— Begin —

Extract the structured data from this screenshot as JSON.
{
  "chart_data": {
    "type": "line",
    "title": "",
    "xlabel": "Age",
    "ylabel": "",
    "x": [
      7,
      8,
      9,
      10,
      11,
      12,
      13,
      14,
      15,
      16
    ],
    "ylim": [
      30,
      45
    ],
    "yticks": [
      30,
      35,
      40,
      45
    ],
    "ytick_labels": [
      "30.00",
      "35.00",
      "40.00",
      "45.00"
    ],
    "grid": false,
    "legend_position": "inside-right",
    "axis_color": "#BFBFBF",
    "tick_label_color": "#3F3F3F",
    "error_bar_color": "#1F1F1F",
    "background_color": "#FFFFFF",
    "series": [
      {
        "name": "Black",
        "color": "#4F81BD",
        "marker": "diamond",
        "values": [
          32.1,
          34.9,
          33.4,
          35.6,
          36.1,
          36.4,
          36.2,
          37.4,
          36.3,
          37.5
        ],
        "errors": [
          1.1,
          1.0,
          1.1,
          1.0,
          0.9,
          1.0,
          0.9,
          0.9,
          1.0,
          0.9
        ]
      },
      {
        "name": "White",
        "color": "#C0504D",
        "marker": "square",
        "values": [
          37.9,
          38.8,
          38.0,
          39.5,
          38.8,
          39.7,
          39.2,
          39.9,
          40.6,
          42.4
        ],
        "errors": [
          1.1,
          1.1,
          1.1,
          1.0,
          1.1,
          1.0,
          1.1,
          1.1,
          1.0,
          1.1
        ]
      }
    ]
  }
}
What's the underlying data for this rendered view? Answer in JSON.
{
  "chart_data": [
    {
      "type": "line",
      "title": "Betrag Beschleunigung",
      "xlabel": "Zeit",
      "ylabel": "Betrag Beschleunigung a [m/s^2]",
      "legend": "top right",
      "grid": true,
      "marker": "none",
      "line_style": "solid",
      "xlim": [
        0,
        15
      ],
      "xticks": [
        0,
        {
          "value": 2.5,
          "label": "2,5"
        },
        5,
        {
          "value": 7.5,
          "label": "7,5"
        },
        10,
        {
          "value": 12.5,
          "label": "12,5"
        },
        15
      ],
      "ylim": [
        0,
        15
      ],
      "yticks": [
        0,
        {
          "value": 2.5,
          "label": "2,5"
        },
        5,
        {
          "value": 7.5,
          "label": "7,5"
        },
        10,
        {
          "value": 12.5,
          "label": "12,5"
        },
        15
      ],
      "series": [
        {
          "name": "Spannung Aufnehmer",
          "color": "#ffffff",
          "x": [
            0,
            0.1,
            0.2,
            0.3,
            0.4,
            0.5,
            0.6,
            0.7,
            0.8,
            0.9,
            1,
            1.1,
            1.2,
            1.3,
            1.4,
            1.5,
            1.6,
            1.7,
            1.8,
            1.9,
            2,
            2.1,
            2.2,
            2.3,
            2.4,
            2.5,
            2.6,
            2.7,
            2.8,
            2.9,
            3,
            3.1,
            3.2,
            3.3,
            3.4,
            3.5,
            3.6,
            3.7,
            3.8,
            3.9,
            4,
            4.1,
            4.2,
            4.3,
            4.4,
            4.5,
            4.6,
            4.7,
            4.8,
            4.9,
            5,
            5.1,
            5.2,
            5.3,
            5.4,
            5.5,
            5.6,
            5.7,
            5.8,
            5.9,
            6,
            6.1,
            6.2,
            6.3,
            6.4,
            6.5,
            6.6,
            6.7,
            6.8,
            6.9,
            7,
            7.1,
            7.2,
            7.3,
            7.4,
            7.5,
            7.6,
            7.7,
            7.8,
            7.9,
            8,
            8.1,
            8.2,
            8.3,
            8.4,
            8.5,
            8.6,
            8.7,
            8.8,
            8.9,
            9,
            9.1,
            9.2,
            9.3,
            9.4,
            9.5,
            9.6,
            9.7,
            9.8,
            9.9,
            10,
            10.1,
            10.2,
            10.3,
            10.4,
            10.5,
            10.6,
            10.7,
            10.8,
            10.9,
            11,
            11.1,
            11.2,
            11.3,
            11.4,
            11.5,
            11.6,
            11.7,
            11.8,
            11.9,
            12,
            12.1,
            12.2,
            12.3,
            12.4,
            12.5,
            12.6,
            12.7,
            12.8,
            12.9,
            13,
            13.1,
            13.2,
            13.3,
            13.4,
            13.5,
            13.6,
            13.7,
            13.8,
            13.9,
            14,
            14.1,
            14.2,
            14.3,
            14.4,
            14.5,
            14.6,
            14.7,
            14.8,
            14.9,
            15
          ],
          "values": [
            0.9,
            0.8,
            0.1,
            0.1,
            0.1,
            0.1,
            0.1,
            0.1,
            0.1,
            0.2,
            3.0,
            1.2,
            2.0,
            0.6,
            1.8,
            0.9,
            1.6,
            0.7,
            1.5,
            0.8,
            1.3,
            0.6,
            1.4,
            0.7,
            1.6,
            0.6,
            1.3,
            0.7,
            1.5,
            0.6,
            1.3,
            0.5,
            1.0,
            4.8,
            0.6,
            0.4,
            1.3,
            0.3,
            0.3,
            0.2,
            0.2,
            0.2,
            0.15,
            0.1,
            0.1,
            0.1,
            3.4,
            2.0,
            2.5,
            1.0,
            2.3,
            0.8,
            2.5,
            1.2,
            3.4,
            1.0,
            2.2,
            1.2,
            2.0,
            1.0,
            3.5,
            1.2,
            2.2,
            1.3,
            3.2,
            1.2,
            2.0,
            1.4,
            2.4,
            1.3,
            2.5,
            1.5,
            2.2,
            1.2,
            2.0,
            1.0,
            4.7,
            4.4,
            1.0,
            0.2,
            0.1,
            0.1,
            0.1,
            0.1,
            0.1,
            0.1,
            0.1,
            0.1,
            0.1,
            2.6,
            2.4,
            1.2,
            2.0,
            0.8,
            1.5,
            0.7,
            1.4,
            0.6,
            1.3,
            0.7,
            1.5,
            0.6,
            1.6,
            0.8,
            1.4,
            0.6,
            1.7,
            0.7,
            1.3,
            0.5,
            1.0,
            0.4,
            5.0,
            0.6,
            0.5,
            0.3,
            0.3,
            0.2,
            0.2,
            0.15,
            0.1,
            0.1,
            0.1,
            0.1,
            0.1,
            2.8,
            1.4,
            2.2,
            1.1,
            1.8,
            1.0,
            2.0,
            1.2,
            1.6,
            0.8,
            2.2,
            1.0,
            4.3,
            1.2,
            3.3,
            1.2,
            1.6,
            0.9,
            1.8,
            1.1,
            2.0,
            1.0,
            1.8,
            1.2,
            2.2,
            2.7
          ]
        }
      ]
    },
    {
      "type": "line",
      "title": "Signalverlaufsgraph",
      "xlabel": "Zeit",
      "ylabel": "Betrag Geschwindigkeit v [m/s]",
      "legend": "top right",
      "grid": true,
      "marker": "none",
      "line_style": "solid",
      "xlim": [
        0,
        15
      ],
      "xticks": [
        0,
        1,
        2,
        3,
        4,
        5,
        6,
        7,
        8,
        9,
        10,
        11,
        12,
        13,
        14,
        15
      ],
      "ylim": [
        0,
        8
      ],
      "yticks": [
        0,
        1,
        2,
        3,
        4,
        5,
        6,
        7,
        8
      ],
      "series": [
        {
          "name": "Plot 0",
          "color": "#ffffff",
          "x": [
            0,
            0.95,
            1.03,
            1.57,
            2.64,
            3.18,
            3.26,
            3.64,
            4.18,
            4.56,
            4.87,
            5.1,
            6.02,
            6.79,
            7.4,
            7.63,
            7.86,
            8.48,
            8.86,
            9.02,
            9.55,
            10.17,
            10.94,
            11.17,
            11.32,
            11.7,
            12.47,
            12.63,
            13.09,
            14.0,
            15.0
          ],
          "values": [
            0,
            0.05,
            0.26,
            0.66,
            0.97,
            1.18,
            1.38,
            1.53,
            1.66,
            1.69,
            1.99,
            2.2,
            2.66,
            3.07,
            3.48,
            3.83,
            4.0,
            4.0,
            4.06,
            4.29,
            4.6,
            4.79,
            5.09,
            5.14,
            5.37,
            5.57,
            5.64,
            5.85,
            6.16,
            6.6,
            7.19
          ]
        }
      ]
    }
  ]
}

— End —
— Begin —

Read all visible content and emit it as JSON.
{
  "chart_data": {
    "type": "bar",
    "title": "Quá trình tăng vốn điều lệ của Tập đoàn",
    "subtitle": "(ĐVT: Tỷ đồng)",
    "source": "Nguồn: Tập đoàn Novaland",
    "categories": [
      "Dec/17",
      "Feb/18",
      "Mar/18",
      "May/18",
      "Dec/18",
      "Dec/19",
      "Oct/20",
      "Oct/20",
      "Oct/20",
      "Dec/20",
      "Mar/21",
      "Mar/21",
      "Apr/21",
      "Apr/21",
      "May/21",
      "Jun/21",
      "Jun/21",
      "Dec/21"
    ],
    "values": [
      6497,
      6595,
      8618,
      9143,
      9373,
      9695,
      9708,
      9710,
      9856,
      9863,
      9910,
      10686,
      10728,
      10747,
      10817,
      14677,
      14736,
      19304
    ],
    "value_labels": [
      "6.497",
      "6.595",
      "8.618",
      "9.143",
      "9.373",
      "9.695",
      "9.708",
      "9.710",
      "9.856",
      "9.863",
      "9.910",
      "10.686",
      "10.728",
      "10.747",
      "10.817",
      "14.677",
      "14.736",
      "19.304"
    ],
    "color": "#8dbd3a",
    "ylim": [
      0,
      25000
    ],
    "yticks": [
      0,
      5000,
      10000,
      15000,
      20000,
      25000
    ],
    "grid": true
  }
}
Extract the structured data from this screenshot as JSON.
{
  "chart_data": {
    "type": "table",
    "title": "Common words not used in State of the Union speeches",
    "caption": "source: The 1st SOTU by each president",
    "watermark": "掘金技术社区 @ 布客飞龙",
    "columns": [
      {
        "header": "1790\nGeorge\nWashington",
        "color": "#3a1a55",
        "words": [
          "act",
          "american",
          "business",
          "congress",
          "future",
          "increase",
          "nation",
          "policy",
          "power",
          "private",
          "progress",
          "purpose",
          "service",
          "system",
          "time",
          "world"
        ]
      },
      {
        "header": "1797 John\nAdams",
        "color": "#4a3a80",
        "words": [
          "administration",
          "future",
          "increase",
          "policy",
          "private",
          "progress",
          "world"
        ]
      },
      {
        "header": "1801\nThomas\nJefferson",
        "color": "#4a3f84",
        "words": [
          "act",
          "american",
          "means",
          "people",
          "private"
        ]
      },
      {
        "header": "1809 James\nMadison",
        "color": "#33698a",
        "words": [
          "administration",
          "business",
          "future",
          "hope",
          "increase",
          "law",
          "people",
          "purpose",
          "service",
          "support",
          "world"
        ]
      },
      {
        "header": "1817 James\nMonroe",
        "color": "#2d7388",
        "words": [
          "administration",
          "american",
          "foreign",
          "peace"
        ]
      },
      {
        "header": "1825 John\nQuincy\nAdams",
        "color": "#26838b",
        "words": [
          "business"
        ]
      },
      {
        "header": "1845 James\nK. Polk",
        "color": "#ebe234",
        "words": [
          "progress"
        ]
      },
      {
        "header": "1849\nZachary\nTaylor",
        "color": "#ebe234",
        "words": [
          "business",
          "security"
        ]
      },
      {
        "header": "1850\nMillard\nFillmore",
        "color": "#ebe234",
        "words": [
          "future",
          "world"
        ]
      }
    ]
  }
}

— End —

● **Required work**:
Copy out all lines that carry the word "Beschleunigung".

● **Exercise answer**:
      "title": "Betrag Beschleunigung",
      "ylabel": "Betrag Beschleunigung a [m/s^2]",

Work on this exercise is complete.